[begin ENTRIES SUPPLIED]

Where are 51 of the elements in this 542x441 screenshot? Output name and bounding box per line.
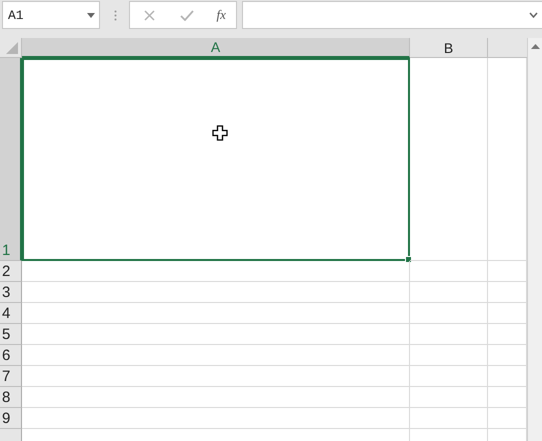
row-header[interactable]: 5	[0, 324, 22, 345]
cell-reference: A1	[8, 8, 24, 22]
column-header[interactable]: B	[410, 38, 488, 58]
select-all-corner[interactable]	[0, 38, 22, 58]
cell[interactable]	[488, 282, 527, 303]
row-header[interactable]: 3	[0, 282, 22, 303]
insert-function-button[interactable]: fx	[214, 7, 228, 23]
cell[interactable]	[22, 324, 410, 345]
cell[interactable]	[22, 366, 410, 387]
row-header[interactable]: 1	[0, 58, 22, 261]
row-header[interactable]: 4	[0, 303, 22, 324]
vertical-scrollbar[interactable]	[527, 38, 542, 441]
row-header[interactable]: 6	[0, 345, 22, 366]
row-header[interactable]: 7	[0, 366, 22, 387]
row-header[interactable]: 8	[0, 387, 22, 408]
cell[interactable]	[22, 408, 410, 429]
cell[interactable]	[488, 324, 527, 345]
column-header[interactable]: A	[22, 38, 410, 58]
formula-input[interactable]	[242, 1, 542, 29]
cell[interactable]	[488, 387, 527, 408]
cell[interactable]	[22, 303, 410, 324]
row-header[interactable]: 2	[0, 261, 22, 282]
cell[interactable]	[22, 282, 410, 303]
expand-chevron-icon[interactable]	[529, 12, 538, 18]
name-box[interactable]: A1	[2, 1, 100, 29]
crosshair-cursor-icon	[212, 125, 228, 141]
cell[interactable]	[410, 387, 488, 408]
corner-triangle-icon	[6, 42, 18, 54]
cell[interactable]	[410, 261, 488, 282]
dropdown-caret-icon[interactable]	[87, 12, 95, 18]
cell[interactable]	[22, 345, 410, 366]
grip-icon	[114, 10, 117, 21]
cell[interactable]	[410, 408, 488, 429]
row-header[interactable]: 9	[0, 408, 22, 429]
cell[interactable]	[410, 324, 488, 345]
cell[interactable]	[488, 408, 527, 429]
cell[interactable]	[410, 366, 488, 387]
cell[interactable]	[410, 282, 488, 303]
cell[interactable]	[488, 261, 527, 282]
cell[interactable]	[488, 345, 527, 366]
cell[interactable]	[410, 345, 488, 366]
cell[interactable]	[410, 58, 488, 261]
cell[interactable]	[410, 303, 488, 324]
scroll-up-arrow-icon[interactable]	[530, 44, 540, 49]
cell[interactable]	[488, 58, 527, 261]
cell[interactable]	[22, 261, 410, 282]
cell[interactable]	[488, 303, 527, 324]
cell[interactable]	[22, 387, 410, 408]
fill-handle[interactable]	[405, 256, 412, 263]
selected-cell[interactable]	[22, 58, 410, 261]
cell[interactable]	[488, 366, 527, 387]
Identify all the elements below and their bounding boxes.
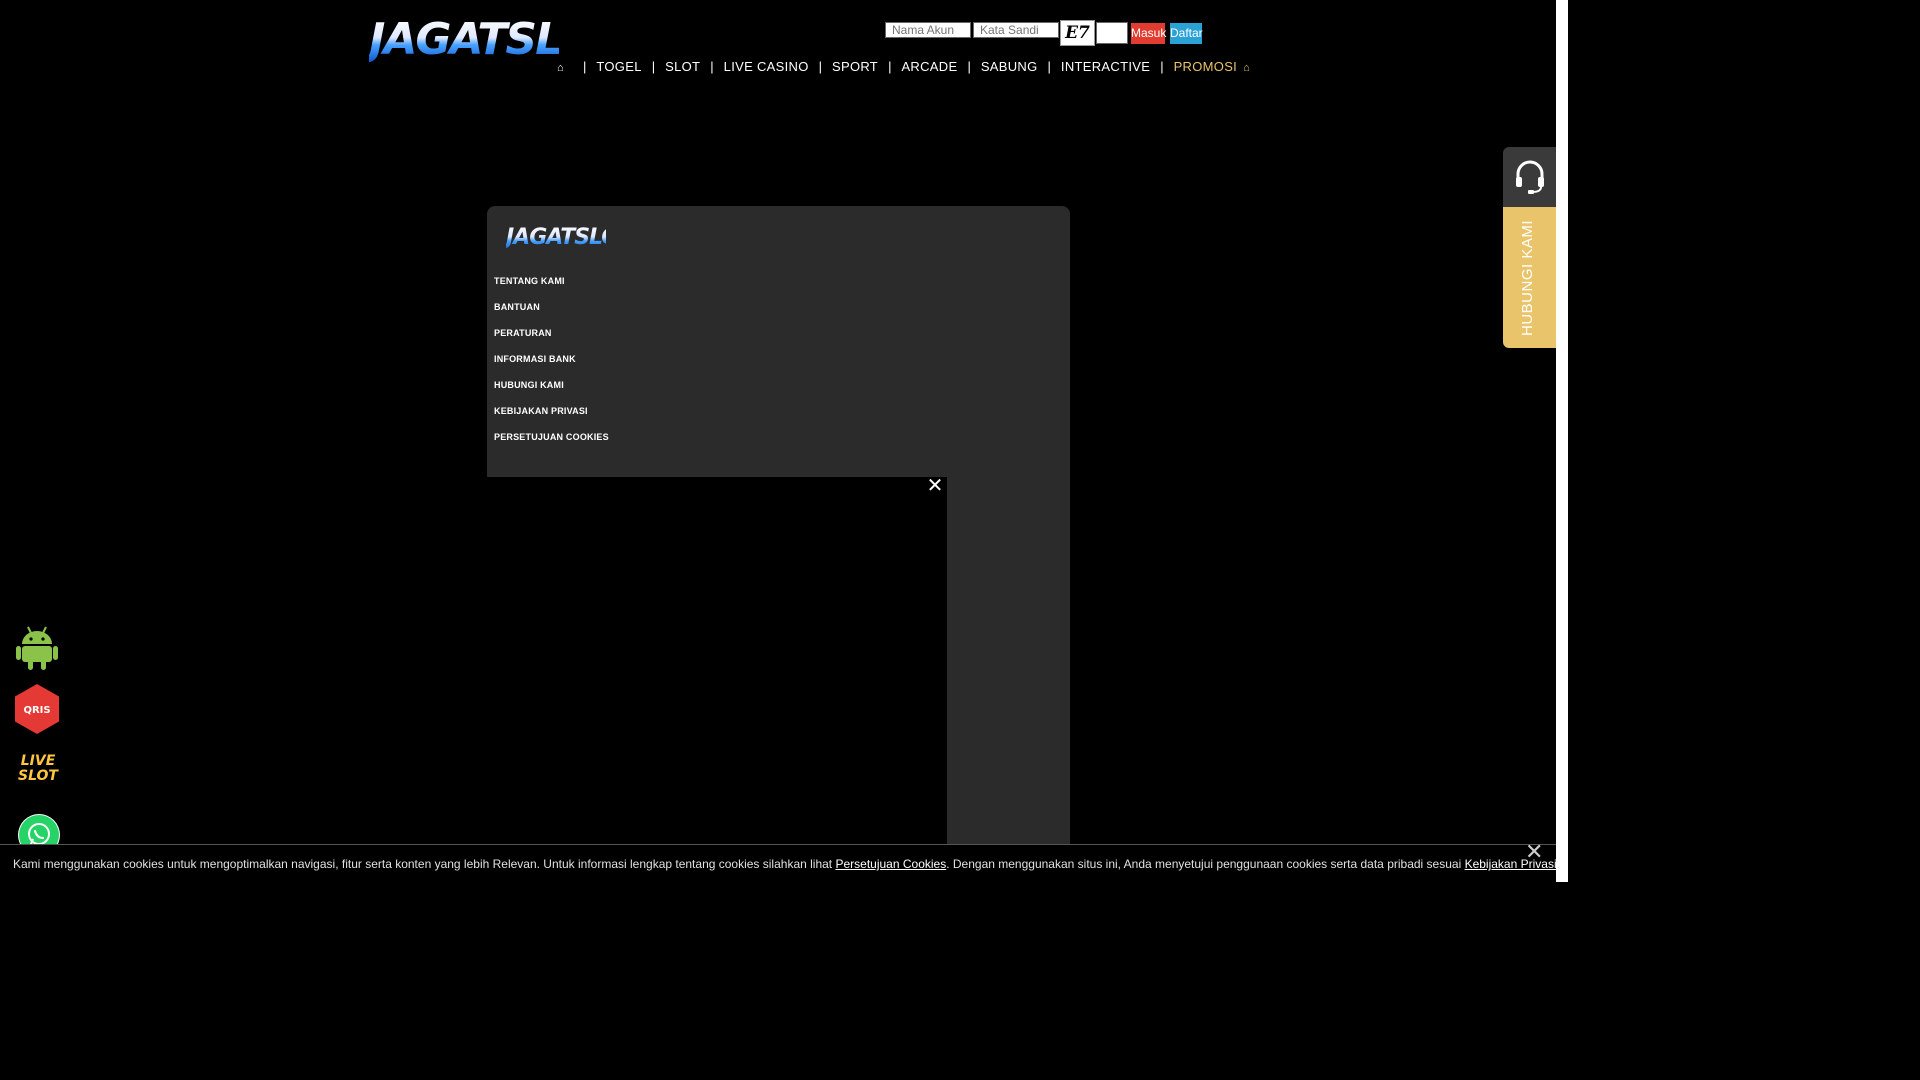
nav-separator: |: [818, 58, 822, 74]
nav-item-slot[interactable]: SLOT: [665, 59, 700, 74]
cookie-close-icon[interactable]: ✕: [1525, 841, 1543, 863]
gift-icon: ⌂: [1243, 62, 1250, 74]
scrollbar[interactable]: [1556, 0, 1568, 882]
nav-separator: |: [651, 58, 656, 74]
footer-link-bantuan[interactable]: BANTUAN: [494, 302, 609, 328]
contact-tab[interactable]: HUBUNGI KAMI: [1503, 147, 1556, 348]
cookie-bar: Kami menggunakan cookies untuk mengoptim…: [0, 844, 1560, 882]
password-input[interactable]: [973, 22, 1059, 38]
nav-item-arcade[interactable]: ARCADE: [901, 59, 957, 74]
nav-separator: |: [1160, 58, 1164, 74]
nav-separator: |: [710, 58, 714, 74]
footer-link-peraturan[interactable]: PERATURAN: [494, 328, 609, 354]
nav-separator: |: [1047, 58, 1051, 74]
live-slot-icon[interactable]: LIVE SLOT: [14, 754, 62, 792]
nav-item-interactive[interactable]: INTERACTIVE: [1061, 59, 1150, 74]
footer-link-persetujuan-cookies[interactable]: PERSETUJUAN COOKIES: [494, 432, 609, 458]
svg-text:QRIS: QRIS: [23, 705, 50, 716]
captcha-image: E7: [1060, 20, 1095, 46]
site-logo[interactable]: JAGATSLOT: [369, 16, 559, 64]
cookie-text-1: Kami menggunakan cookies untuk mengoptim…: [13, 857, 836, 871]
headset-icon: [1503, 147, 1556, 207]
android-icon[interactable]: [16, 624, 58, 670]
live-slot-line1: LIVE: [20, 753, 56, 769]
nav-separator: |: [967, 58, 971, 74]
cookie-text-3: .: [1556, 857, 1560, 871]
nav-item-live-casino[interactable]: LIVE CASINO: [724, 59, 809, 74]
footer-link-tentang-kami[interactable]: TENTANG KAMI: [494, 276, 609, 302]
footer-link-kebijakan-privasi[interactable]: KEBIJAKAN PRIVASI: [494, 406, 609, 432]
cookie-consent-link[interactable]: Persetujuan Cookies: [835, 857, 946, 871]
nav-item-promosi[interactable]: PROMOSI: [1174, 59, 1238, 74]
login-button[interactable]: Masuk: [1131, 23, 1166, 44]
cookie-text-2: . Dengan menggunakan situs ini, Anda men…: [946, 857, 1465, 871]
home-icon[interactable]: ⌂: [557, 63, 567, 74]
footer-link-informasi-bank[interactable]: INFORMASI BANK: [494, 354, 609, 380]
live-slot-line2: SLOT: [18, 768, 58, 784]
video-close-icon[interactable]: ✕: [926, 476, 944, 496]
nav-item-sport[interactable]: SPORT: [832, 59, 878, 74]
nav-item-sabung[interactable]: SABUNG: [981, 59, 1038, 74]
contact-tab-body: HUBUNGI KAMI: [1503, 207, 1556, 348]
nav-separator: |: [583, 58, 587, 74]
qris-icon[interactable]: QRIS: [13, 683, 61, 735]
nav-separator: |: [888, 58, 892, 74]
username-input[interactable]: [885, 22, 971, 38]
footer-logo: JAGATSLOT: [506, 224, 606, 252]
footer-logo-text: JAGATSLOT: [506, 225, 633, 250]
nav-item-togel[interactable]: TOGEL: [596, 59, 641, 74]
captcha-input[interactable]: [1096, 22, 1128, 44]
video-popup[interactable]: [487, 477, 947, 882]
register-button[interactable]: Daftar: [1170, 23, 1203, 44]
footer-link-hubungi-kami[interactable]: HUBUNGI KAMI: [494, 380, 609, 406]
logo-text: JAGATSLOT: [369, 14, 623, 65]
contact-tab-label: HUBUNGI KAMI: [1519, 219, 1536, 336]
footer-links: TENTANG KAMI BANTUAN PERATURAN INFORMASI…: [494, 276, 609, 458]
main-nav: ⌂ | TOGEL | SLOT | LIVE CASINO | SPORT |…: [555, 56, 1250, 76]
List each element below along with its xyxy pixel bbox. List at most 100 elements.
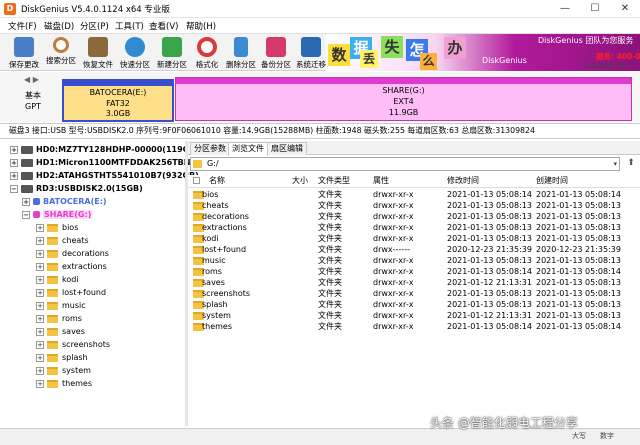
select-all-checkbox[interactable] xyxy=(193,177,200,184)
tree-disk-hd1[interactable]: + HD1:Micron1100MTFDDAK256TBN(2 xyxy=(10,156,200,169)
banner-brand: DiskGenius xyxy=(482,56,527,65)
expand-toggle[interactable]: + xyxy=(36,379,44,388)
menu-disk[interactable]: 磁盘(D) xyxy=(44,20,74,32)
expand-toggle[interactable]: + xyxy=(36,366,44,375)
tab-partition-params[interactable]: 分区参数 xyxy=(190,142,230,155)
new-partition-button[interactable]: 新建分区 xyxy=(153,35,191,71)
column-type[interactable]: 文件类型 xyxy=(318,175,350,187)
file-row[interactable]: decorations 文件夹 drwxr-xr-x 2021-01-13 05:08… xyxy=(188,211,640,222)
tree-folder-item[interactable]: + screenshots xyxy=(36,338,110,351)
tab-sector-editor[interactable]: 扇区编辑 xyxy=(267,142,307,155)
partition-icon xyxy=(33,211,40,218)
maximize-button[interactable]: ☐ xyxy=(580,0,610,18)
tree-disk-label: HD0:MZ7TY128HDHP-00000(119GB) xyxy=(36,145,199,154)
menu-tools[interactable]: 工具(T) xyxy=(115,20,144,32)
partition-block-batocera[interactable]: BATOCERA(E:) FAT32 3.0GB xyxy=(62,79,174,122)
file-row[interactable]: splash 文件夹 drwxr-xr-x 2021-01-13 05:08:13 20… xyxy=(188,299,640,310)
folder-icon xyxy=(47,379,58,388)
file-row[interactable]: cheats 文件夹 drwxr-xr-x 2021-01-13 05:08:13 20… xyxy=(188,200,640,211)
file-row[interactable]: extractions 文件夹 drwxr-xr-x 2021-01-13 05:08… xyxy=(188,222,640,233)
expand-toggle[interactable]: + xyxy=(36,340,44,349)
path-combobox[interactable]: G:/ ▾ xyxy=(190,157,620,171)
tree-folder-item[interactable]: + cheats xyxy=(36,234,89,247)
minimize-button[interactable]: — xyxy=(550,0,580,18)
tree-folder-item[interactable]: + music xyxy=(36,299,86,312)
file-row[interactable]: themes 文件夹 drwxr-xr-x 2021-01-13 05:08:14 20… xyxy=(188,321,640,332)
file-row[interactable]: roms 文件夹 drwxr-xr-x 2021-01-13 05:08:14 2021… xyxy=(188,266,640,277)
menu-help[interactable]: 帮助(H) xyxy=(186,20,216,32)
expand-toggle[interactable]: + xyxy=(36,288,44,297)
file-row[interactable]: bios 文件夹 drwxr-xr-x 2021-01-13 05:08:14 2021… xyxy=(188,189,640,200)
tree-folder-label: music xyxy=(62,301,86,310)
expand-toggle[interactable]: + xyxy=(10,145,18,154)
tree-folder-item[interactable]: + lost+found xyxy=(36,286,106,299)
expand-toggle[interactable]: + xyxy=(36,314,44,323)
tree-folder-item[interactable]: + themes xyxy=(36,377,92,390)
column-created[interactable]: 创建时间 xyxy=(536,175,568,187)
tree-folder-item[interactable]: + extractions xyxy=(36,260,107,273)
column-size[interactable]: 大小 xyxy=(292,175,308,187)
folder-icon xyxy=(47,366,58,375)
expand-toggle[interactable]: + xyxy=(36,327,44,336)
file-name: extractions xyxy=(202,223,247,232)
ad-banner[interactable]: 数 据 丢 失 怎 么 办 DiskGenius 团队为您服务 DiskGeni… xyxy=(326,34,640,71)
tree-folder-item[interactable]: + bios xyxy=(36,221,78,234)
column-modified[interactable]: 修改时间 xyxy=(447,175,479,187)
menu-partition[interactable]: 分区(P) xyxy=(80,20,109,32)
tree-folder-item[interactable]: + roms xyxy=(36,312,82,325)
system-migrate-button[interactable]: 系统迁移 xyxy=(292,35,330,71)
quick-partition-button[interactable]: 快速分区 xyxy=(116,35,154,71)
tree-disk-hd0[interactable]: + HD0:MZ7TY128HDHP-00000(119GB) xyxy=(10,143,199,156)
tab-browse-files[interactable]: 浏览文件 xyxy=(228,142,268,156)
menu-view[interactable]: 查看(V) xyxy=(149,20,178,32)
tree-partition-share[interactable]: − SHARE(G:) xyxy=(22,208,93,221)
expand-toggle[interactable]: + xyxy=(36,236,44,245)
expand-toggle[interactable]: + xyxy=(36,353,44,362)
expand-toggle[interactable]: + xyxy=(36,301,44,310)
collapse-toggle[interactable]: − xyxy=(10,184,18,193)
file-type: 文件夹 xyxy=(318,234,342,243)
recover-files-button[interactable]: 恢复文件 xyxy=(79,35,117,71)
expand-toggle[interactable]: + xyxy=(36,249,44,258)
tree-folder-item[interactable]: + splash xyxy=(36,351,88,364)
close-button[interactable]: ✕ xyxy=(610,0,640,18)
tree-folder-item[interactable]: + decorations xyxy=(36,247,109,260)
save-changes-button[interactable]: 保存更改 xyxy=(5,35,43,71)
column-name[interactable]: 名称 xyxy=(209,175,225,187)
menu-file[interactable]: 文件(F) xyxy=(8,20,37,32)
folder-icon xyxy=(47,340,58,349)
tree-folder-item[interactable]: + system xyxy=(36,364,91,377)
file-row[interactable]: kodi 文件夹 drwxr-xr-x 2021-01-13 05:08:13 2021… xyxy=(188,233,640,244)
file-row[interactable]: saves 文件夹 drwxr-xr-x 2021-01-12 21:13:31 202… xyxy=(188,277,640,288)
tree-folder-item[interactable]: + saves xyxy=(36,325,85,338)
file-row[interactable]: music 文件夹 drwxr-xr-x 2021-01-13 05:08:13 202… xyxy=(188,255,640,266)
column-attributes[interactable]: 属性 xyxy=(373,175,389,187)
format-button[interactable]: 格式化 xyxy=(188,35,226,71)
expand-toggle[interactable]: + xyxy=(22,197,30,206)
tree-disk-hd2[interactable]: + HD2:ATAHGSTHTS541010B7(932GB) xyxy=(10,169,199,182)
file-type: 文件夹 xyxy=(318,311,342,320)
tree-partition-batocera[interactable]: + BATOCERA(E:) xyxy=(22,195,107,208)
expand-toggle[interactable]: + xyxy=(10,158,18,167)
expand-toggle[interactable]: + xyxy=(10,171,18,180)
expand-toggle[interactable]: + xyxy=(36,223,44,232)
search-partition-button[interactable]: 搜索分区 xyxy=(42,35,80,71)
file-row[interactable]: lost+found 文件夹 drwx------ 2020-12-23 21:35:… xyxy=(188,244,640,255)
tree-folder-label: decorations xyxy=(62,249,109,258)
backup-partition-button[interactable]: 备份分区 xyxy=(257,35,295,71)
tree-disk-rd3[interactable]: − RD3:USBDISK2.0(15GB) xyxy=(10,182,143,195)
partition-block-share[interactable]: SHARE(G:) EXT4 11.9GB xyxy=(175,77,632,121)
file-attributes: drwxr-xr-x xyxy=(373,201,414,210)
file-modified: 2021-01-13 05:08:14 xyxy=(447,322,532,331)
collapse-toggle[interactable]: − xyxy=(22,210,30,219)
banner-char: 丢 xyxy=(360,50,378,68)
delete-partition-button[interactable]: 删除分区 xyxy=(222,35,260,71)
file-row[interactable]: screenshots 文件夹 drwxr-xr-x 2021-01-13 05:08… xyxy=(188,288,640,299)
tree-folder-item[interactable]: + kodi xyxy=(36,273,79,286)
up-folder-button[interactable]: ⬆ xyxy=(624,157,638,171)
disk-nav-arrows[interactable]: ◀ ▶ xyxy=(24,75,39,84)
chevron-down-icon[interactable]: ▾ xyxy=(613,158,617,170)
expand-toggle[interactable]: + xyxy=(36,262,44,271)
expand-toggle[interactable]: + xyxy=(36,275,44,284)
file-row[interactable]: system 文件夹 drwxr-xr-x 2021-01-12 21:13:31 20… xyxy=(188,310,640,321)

[end ENTRIES SUPPLIED]

→ **WRITTEN PROBLEM**: Please repeat the stretch of the records from the line containing "nav-separator: |: [818, 58, 822, 74]" through the line containing "captcha-image: E7: [1060, 20, 1095, 46]", word for word.

→ **ANSWER TO THE TASK**:
nav-separator: |: [818, 58, 822, 74]
nav-item-slot[interactable]: SLOT: [665, 59, 700, 74]
cookie-close-icon[interactable]: ✕: [1525, 841, 1543, 863]
gift-icon: ⌂: [1243, 62, 1250, 74]
scrollbar[interactable]: [1556, 0, 1568, 882]
nav-separator: |: [651, 58, 656, 74]
footer-link-bantuan[interactable]: BANTUAN: [494, 302, 609, 328]
contact-tab[interactable]: HUBUNGI KAMI: [1503, 147, 1556, 348]
cookie-bar: Kami menggunakan cookies untuk mengoptim…: [0, 844, 1560, 882]
password-input[interactable]: [973, 22, 1059, 38]
nav-item-arcade[interactable]: ARCADE: [901, 59, 957, 74]
nav-separator: |: [1160, 58, 1164, 74]
nav-separator: |: [710, 58, 714, 74]
footer-link-peraturan[interactable]: PERATURAN: [494, 328, 609, 354]
nav-separator: |: [1047, 58, 1051, 74]
live-slot-icon[interactable]: LIVE SLOT: [14, 754, 62, 792]
nav-item-interactive[interactable]: INTERACTIVE: [1061, 59, 1150, 74]
footer-link-persetujuan-cookies[interactable]: PERSETUJUAN COOKIES: [494, 432, 609, 458]
svg-text:QRIS: QRIS: [23, 705, 50, 716]
captcha-image: E7: [1060, 20, 1095, 46]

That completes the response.